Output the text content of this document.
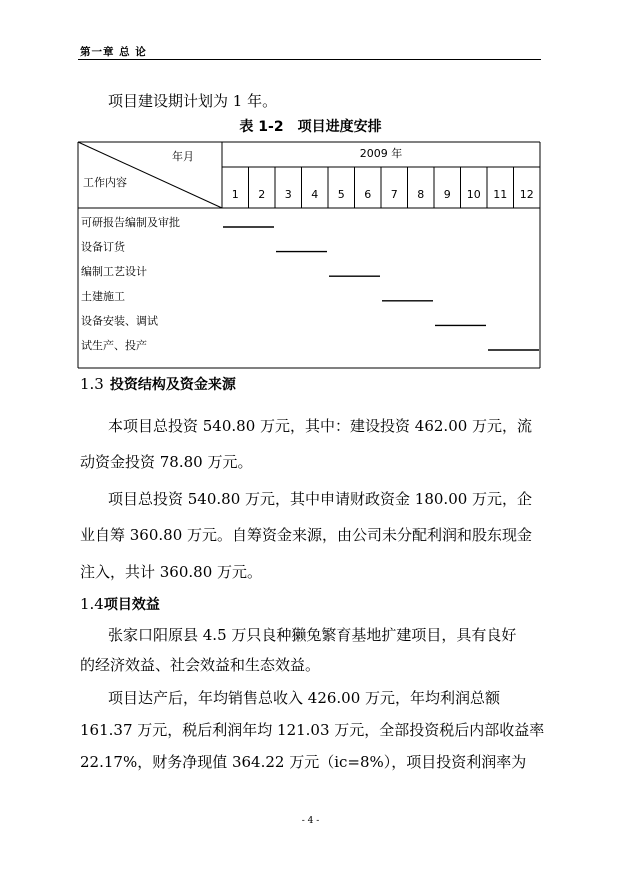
第一章 总 论
项目建设期计划为 1 年。
表 1-2 项目进度安排
年月
工作内容
2009 年
1 2 3 4 5 6 7 8 9 10 11 12
可研报告编制及审批
设备订货
编制工艺设计
土建施工
设备安装、调试
试生产、投产
1.3 投资结构及资金来源
本项目总投资 540.80 万元，其中：建设投资 462.00 万元，流
动资金投资 78.80 万元。
项目总投资 540.80 万元，其中申请财政资金 180.00 万元，企
业自筹 360.80 万元。自筹资金来源，由公司未分配利润和股东现金
注入，共计 360.80 万元。
1.4项目效益
张家口阳原县 4.5 万只良种獭兔繁育基地扩建项目，具有良好
的经济效益、社会效益和生态效益。
项目达产后，年均销售总收入 426.00 万元，年均利润总额
161.37 万元，税后利润年均 121.03 万元，全部投资税后内部收益率
22.17%，财务净现值 364.22 万元（ic=8%），项目投资利润率为
- 4 -
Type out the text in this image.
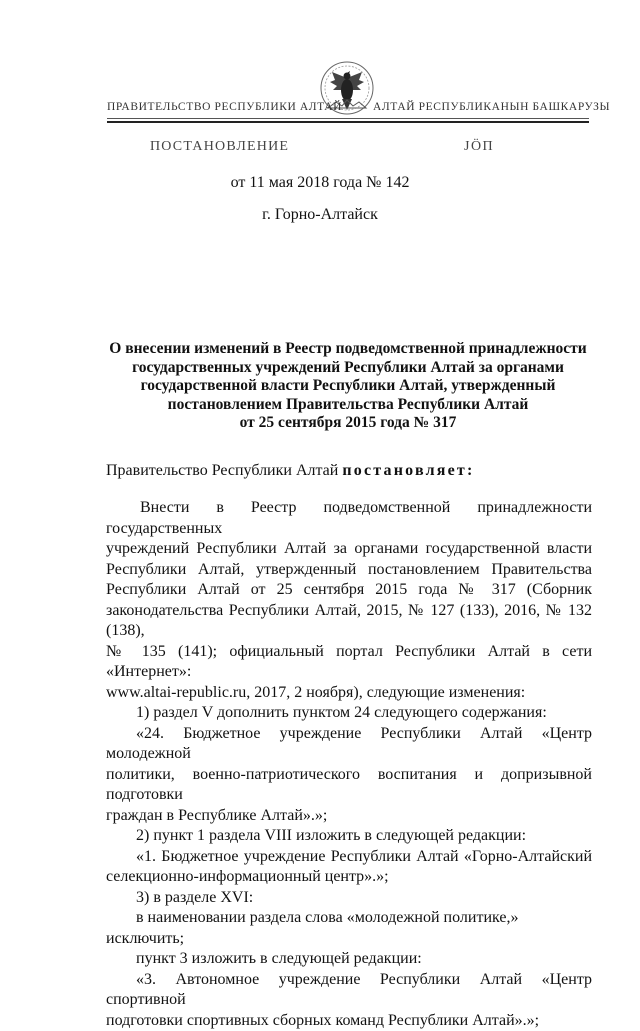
ПРАВИТЕЛЬСТВО РЕСПУБЛИКИ АЛТАЙ	АЛТАЙ РЕСПУБЛИКАНЫН БАШКАРУЗЫ
ПОСТАНОВЛЕНИЕ	ЈÖП
от 11 мая 2018 года № 142
г. Горно-Алтайск
О внесении изменений в Реестр подведомственной принадлежности
государственных учреждений Республики Алтай за органами
государственной власти Республики Алтай, утвержденный
постановлением Правительства Республики Алтай
от 25 сентября 2015 года № 317
Правительство Республики Алтай постановляет:

Внести в Реестр подведомственной принадлежности государственных

учреждений Республики Алтай за органами государственной власти

Республики Алтай, утвержденный постановлением Правительства

Республики Алтай от 25 сентября 2015 года № 317 (Сборник

законодательства Республики Алтай, 2015, № 127 (133), 2016, № 132 (138),

№ 135 (141); официальный портал Республики Алтай в сети «Интернет»:

www.altai-republic.ru, 2017, 2 ноября), следующие изменения:

1) раздел V дополнить пунктом 24 следующего содержания:

«24. Бюджетное учреждение Республики Алтай «Центр молодежной

политики, военно-патриотического воспитания и допризывной подготовки

граждан в Республике Алтай».»;

2) пункт 1 раздела VIII изложить в следующей редакции:

«1. Бюджетное учреждение Республики Алтай «Горно-Алтайский

селекционно-информационный центр».»;

3) в разделе XVI:

в наименовании раздела слова «молодежной политике,» исключить;

пункт 3 изложить в следующей редакции:

«3. Автономное учреждение Республики Алтай «Центр спортивной

подготовки спортивных сборных команд Республики Алтай».»;
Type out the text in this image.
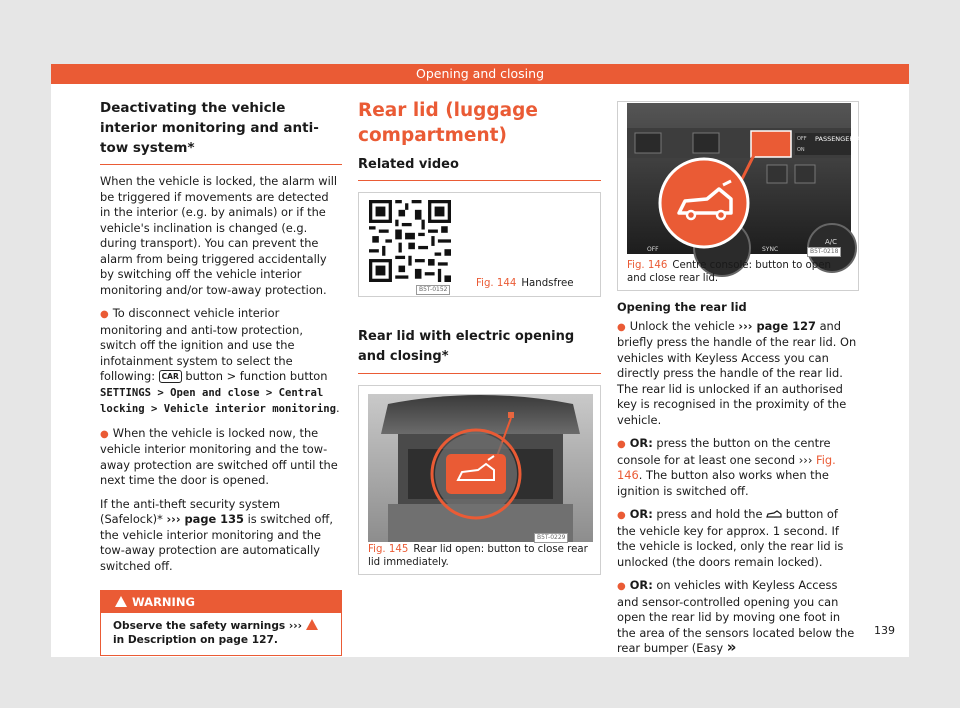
Opening and closing
Deactivating the vehicle interior monitoring and anti-tow system*

When the vehicle is locked, the alarm will be triggered if movements are detected in the interior (e.g. by animals) or if the vehicle's inclination is changed (e.g. during transport). You can prevent the alarm from being triggered accidentally by switching off the vehicle interior monitoring and/or tow-away protection.

● To disconnect vehicle interior monitoring and anti-tow protection, switch off the ignition and use the infotainment system to select the following: CAR button > function button SETTINGS > Open and close > Central locking > Vehicle interior monitoring.

● When the vehicle is locked now, the vehicle interior monitoring and the tow-away protection are switched off until the next time the door is opened.

If the anti-theft security system (Safelock)* ››› page 135 is switched off, the vehicle interior monitoring and the tow-away protection are automatically switched off.

WARNING
Observe the safety warnings ›››  in Description on page 127.
Rear lid (luggage compartment)
Related video
B5T-0152
Fig. 144 Handsfree
Rear lid with electric opening and closing*
B5T-0229
Fig. 145 Rear lid open: button to close rear lid immediately.
PASSENGER AIR BAG
OFF
ON
OFF	SYNC
A/C
B5T-0218
Fig. 146 Centre console: button to open and close rear lid.

Opening the rear lid

● Unlock the vehicle ››› page 127 and briefly press the handle of the rear lid. On vehicles with Keyless Access you can directly press the handle of the rear lid. The rear lid is unlocked if an authorised key is recognised in the proximity of the vehicle.

● OR: press the button on the centre console for at least one second ››› Fig. 146. The button also works when the ignition is switched off.

● OR: press and hold the button of the vehicle key for approx. 1 second. If the vehicle is locked, only the rear lid is unlocked (the doors remain locked).

● OR: on vehicles with Keyless Access and sensor-controlled opening you can open the rear lid by moving one foot in the area of the sensors located below the rear bumper (Easy »

139
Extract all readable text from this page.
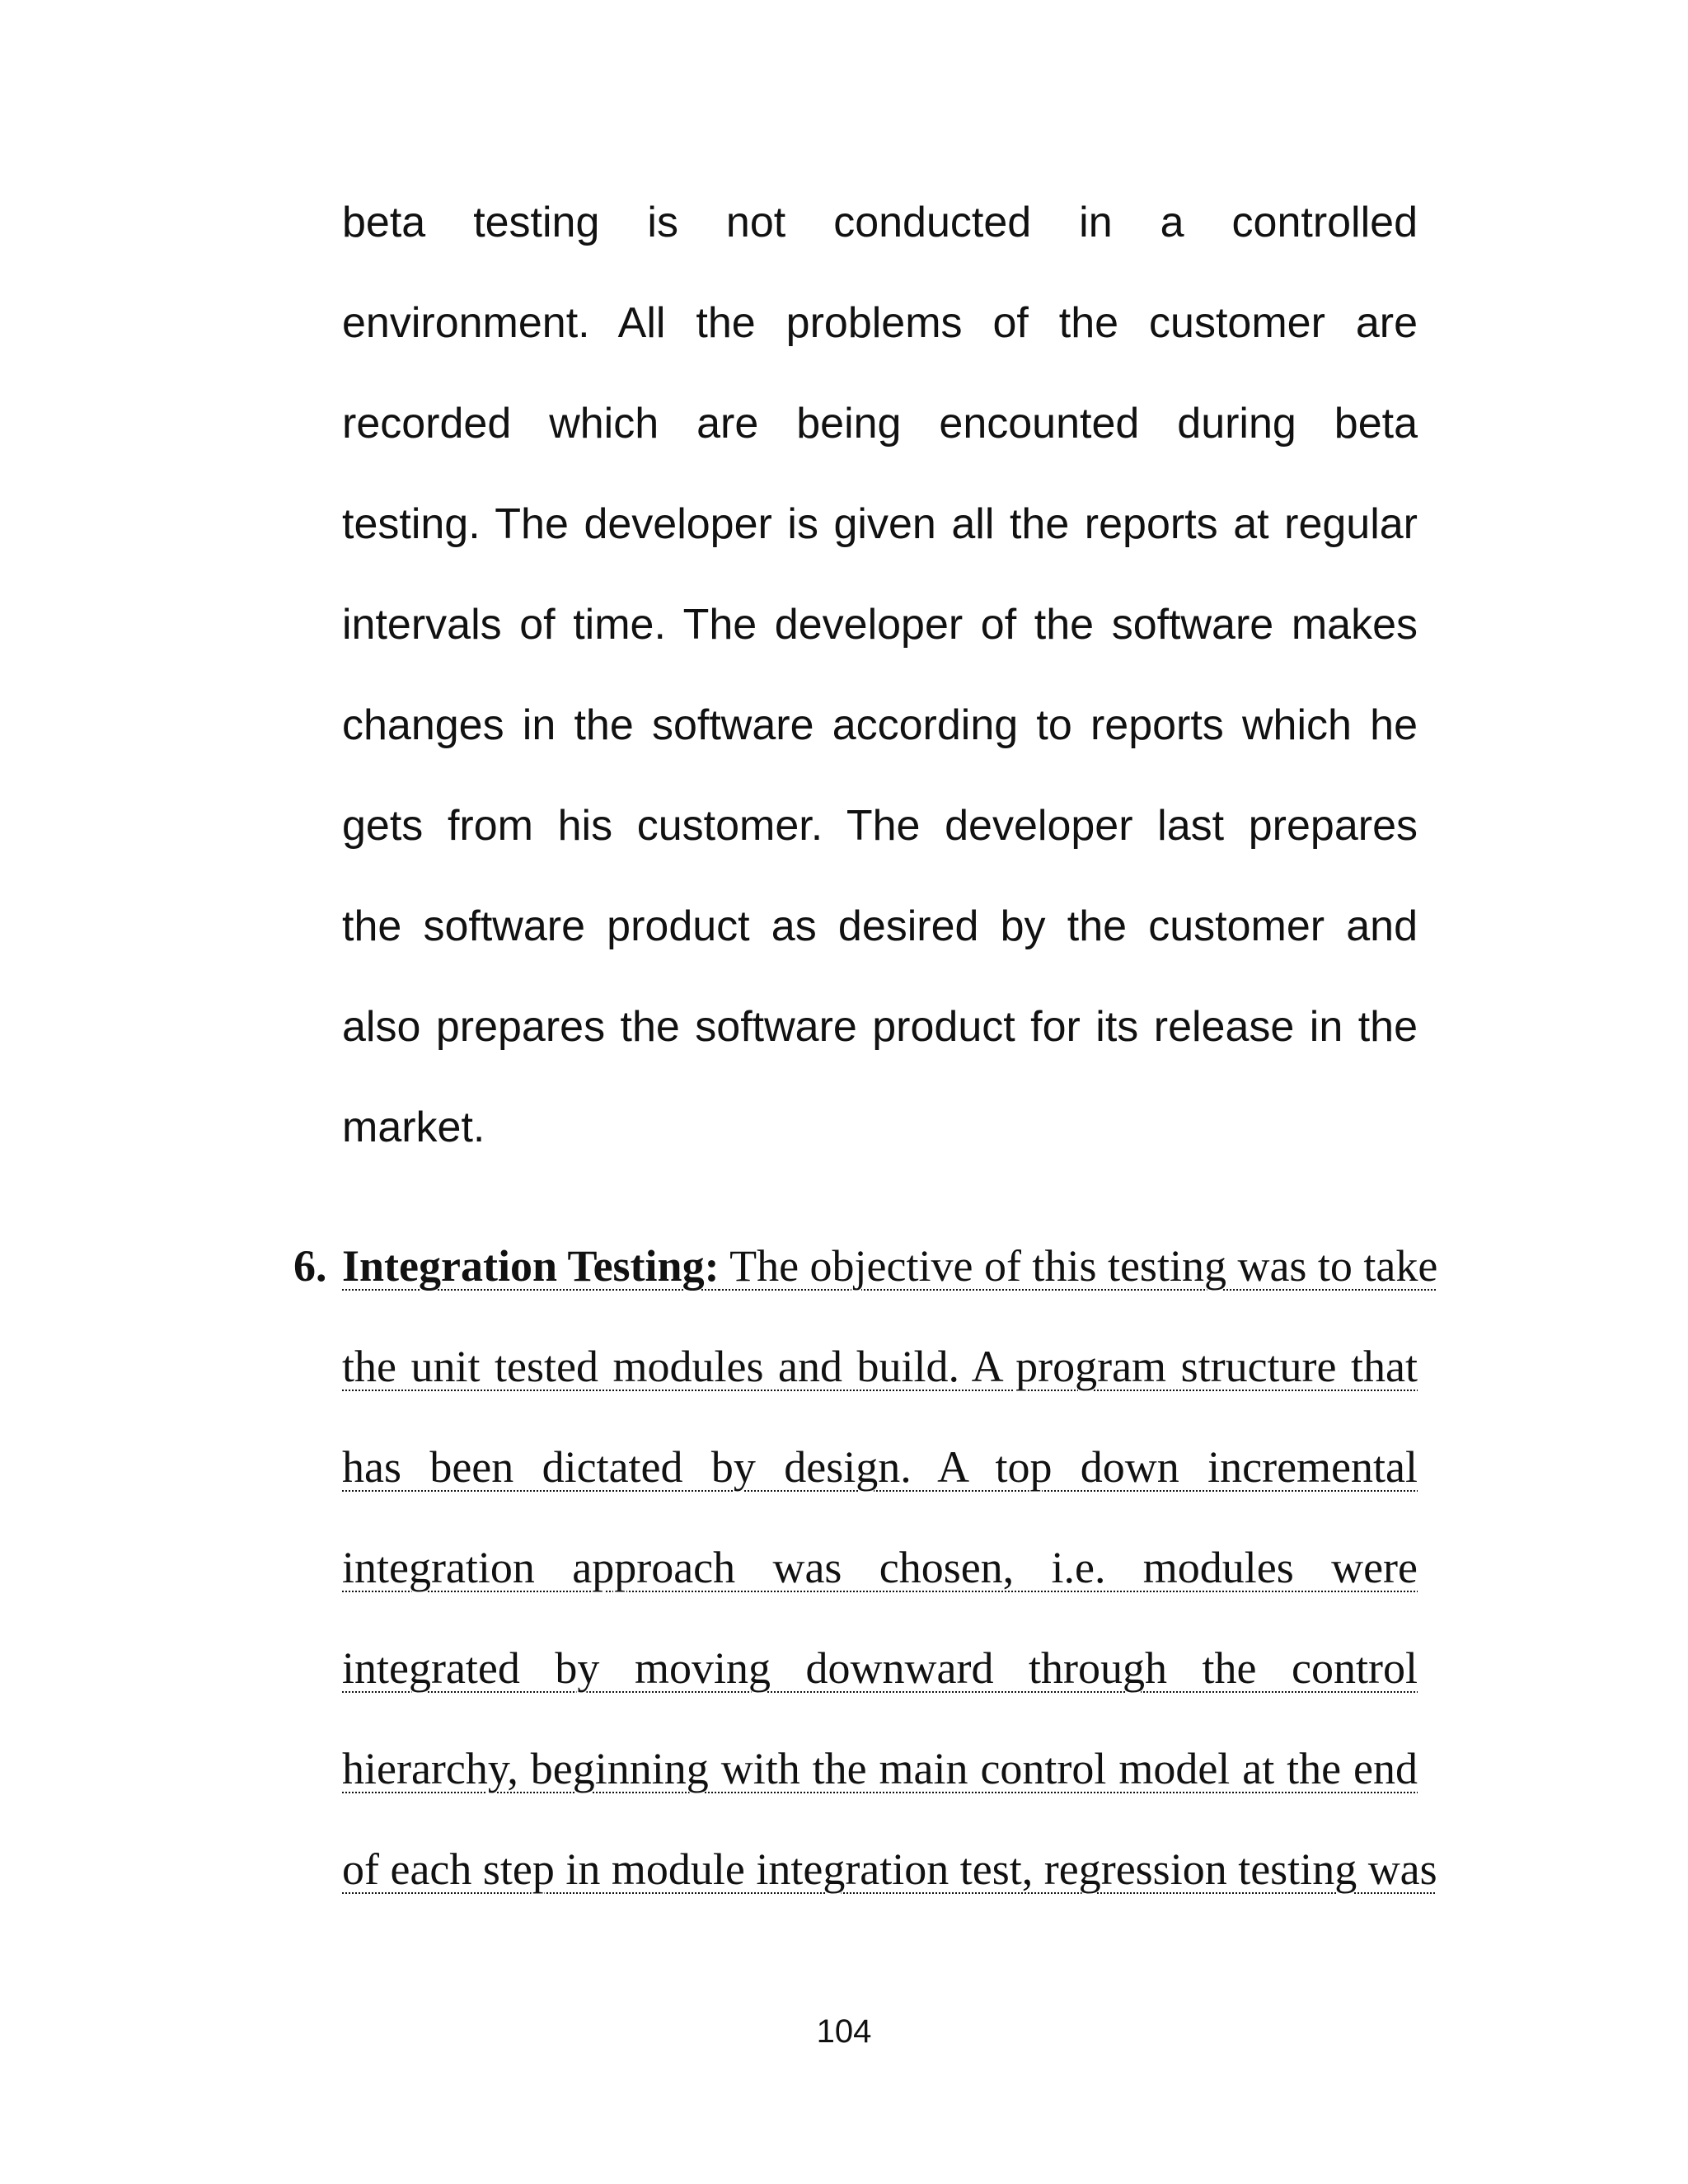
beta testing is not conducted in a controlled
environment. All the problems of the customer are
recorded which are being encounted during beta
testing. The developer is given all the reports at regular
intervals of time. The developer of the software makes
changes in the software according to reports which he
gets from his customer. The developer last prepares
the software product as desired by the customer and
also prepares the software product for its release in the
market.
6. Integration Testing: The objective of this testing was to take
the unit tested modules and build. A program structure that
has been dictated by design. A top down incremental
integration approach was chosen, i.e. modules were
integrated by moving downward through the control
hierarchy, beginning with the main control model at the end
of each step in module integration test, regression testing was
104
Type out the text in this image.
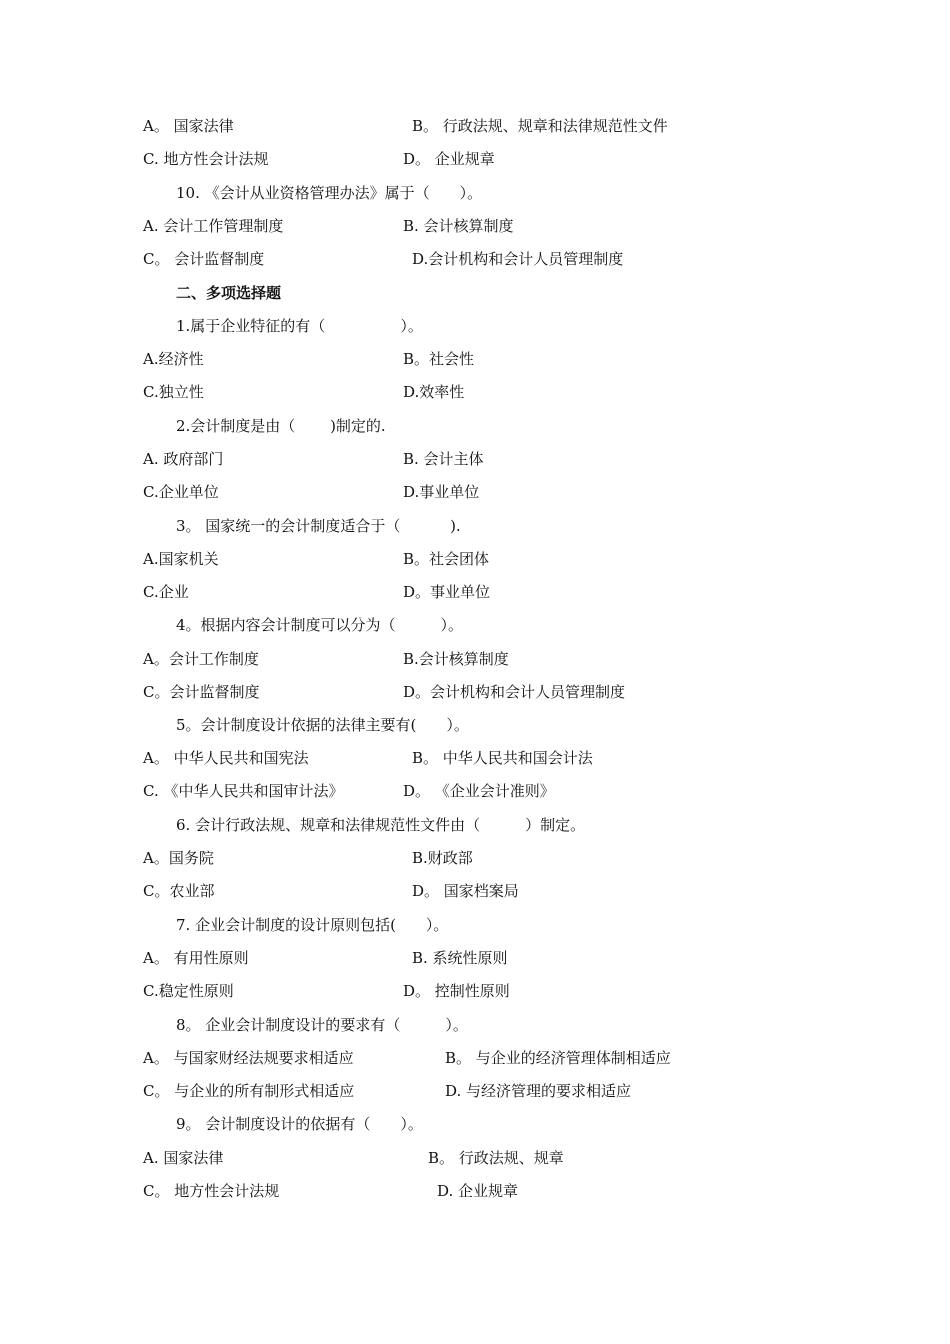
A。 国家法律	B。 行政法规、规章和法律规范性文件
C. 地方性会计法规	D。 企业规章
10. 《会计从业资格管理办法》属于（　　）。
A. 会计工作管理制度	B. 会计核算制度
C。 会计监督制度	D.会计机构和会计人员管理制度
二、多项选择题
1.属于企业特征的有（　　　　　）。
A.经济性	B。社会性
C.独立性	D.效率性
2.会计制度是由（　　 )制定的.
A. 政府部门	B. 会计主体
C.企业单位	D.事业单位
3。 国家统一的会计制度适合于（　　　 ).
A.国家机关	B。社会团体
C.企业	D。事业单位
4。根据内容会计制度可以分为（　　　）。
A。会计工作制度	B.会计核算制度
C。会计监督制度	D。会计机构和会计人员管理制度
5。会计制度设计依据的法律主要有(　　）。
A。 中华人民共和国宪法	B。 中华人民共和国会计法
C. 《中华人民共和国审计法》	D。 《企业会计准则》
6. 会计行政法规、规章和法律规范性文件由（　　　）制定。
A。国务院	B.财政部
C。农业部	D。 国家档案局
7. 企业会计制度的设计原则包括(　　）。
A。 有用性原则	B. 系统性原则
C.稳定性原则	D。 控制性原则
8。 企业会计制度设计的要求有（　　　）。
A。 与国家财经法规要求相适应	B。 与企业的经济管理体制相适应
C。 与企业的所有制形式相适应	D. 与经济管理的要求相适应
9。 会计制度设计的依据有（　　）。
A. 国家法律	B。 行政法规、规章
C。 地方性会计法规	D. 企业规章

+===+

▶ _Written instruction_: Without any pictures, write out the lines running from the one containing "Extract all readable text from this page." through the end of the listing above, both included, exactly as given.

▶ _Written solution_:
Extract all readable text from this page.
beta testing is not conducted in a controlled
environment. All the problems of the customer are
recorded which are being encounted during beta
testing. The developer is given all the reports at regular
intervals of time. The developer of the software makes
changes in the software according to reports which he
gets from his customer. The developer last prepares
the software product as desired by the customer and
also prepares the software product for its release in the
market.
6. Integration Testing: The objective of this testing was to take
the unit tested modules and build. A program structure that
has been dictated by design. A top down incremental
integration approach was chosen, i.e. modules were
integrated by moving downward through the control
hierarchy, beginning with the main control model at the end
of each step in module integration test, regression testing was
104
Type out the text in this image.
A。 国家法律	B。 行政法规、规章和法律规范性文件
C. 地方性会计法规	D。 企业规章
10. 《会计从业资格管理办法》属于（　　）。
A. 会计工作管理制度	B. 会计核算制度
C。 会计监督制度	D.会计机构和会计人员管理制度
二、多项选择题
1.属于企业特征的有（　　　　　）。
A.经济性	B。社会性
C.独立性	D.效率性
2.会计制度是由（　　 )制定的.
A. 政府部门	B. 会计主体
C.企业单位	D.事业单位
3。 国家统一的会计制度适合于（　　　 ).
A.国家机关	B。社会团体
C.企业	D。事业单位
4。根据内容会计制度可以分为（　　　）。
A。会计工作制度	B.会计核算制度
C。会计监督制度	D。会计机构和会计人员管理制度
5。会计制度设计依据的法律主要有(　　）。
A。 中华人民共和国宪法	B。 中华人民共和国会计法
C. 《中华人民共和国审计法》	D。 《企业会计准则》
6. 会计行政法规、规章和法律规范性文件由（　　　）制定。
A。国务院	B.财政部
C。农业部	D。 国家档案局
7. 企业会计制度的设计原则包括(　　）。
A。 有用性原则	B. 系统性原则
C.稳定性原则	D。 控制性原则
8。 企业会计制度设计的要求有（　　　）。
A。 与国家财经法规要求相适应	B。 与企业的经济管理体制相适应
C。 与企业的所有制形式相适应	D. 与经济管理的要求相适应
9。 会计制度设计的依据有（　　）。
A. 国家法律	B。 行政法规、规章
C。 地方性会计法规	D. 企业规章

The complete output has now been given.